___ ENTRIES

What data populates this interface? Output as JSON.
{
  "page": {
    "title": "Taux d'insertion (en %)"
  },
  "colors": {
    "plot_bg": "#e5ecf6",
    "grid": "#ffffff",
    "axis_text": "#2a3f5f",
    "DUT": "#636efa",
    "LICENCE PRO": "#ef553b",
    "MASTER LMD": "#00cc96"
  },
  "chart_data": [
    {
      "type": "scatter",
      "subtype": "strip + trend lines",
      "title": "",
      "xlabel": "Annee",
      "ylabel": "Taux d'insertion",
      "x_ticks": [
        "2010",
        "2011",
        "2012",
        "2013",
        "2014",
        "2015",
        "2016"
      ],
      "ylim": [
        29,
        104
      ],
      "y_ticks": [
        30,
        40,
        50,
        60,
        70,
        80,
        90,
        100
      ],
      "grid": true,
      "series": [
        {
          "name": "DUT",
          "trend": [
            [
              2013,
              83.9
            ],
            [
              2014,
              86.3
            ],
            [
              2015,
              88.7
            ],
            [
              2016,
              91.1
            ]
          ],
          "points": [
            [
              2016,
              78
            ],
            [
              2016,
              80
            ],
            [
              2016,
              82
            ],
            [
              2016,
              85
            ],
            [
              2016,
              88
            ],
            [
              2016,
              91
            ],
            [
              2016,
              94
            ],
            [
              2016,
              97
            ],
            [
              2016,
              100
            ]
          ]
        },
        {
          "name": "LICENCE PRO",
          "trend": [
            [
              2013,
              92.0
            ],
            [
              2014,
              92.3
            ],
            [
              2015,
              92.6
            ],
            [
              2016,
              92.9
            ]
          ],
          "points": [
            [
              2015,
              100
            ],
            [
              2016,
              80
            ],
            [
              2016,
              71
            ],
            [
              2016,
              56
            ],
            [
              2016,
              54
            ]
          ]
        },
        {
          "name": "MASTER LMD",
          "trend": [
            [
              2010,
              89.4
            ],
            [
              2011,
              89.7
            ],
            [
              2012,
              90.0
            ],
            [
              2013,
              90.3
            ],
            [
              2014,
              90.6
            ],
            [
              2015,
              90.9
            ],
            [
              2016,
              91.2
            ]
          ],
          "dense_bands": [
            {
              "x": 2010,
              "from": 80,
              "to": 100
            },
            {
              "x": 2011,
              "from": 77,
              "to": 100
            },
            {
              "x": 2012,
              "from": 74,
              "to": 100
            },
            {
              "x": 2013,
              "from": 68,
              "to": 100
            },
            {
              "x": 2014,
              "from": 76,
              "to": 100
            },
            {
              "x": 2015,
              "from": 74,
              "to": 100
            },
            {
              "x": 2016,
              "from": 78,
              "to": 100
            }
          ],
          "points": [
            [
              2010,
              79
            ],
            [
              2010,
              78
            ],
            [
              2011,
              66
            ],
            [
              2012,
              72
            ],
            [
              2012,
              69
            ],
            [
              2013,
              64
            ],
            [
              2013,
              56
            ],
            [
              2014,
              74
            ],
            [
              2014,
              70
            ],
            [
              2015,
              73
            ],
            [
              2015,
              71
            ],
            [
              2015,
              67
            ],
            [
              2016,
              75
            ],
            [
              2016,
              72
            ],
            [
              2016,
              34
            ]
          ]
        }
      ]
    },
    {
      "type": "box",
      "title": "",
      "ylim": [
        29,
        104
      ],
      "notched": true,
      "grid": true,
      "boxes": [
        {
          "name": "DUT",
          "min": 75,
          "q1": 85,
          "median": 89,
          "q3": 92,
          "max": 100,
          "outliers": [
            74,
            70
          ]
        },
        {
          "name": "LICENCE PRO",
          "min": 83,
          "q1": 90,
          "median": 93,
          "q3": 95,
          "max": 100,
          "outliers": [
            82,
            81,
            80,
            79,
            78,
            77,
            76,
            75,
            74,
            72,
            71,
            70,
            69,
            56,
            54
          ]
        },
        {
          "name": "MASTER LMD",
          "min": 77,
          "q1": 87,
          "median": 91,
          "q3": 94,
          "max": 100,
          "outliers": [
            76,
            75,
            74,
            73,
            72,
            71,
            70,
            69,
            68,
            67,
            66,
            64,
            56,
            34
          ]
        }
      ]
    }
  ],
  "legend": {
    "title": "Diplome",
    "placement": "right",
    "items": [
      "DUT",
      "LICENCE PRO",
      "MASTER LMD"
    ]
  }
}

______

> CHALLENGE: Write out all of the records once more, exactly.

> RESULT OF THE EXERCISE:
What data populates this interface? Output as JSON.
{
  "page": {
    "title": "Taux d'insertion (en %)"
  },
  "colors": {
    "plot_bg": "#e5ecf6",
    "grid": "#ffffff",
    "axis_text": "#2a3f5f",
    "DUT": "#636efa",
    "LICENCE PRO": "#ef553b",
    "MASTER LMD": "#00cc96"
  },
  "chart_data": [
    {
      "type": "scatter",
      "subtype": "strip + trend lines",
      "title": "",
      "xlabel": "Annee",
      "ylabel": "Taux d'insertion",
      "x_ticks": [
        "2010",
        "2011",
        "2012",
        "2013",
        "2014",
        "2015",
        "2016"
      ],
      "ylim": [
        29,
        104
      ],
      "y_ticks": [
        30,
        40,
        50,
        60,
        70,
        80,
        90,
        100
      ],
      "grid": true,
      "series": [
        {
          "name": "DUT",
          "trend": [
            [
              2013,
              83.9
            ],
            [
              2014,
              86.3
            ],
            [
              2015,
              88.7
            ],
            [
              2016,
              91.1
            ]
          ],
          "points": [
            [
              2016,
              78
            ],
            [
              2016,
              80
            ],
            [
              2016,
              82
            ],
            [
              2016,
              85
            ],
            [
              2016,
              88
            ],
            [
              2016,
              91
            ],
            [
              2016,
              94
            ],
            [
              2016,
              97
            ],
            [
              2016,
              100
            ]
          ]
        },
        {
          "name": "LICENCE PRO",
          "trend": [
            [
              2013,
              92.0
            ],
            [
              2014,
              92.3
            ],
            [
              2015,
              92.6
            ],
            [
              2016,
              92.9
            ]
          ],
          "points": [
            [
              2015,
              100
            ],
            [
              2016,
              80
            ],
            [
              2016,
              71
            ],
            [
              2016,
              56
            ],
            [
              2016,
              54
            ]
          ]
        },
        {
          "name": "MASTER LMD",
          "trend": [
            [
              2010,
              89.4
            ],
            [
              2011,
              89.7
            ],
            [
              2012,
              90.0
            ],
            [
              2013,
              90.3
            ],
            [
              2014,
              90.6
            ],
            [
              2015,
              90.9
            ],
            [
              2016,
              91.2
            ]
          ],
          "dense_bands": [
            {
              "x": 2010,
              "from": 80,
              "to": 100
            },
            {
              "x": 2011,
              "from": 77,
              "to": 100
            },
            {
              "x": 2012,
              "from": 74,
              "to": 100
            },
            {
              "x": 2013,
              "from": 68,
              "to": 100
            },
            {
              "x": 2014,
              "from": 76,
              "to": 100
            },
            {
              "x": 2015,
              "from": 74,
              "to": 100
            },
            {
              "x": 2016,
              "from": 78,
              "to": 100
            }
          ],
          "points": [
            [
              2010,
              79
            ],
            [
              2010,
              78
            ],
            [
              2011,
              66
            ],
            [
              2012,
              72
            ],
            [
              2012,
              69
            ],
            [
              2013,
              64
            ],
            [
              2013,
              56
            ],
            [
              2014,
              74
            ],
            [
              2014,
              70
            ],
            [
              2015,
              73
            ],
            [
              2015,
              71
            ],
            [
              2015,
              67
            ],
            [
              2016,
              75
            ],
            [
              2016,
              72
            ],
            [
              2016,
              34
            ]
          ]
        }
      ]
    },
    {
      "type": "box",
      "title": "",
      "ylim": [
        29,
        104
      ],
      "notched": true,
      "grid": true,
      "boxes": [
        {
          "name": "DUT",
          "min": 75,
          "q1": 85,
          "median": 89,
          "q3": 92,
          "max": 100,
          "outliers": [
            74,
            70
          ]
        },
        {
          "name": "LICENCE PRO",
          "min": 83,
          "q1": 90,
          "median": 93,
          "q3": 95,
          "max": 100,
          "outliers": [
            82,
            81,
            80,
            79,
            78,
            77,
            76,
            75,
            74,
            72,
            71,
            70,
            69,
            56,
            54
          ]
        },
        {
          "name": "MASTER LMD",
          "min": 77,
          "q1": 87,
          "median": 91,
          "q3": 94,
          "max": 100,
          "outliers": [
            76,
            75,
            74,
            73,
            72,
            71,
            70,
            69,
            68,
            67,
            66,
            64,
            56,
            34
          ]
        }
      ]
    }
  ],
  "legend": {
    "title": "Diplome",
    "placement": "right",
    "items": [
      "DUT",
      "LICENCE PRO",
      "MASTER LMD"
    ]
  }
}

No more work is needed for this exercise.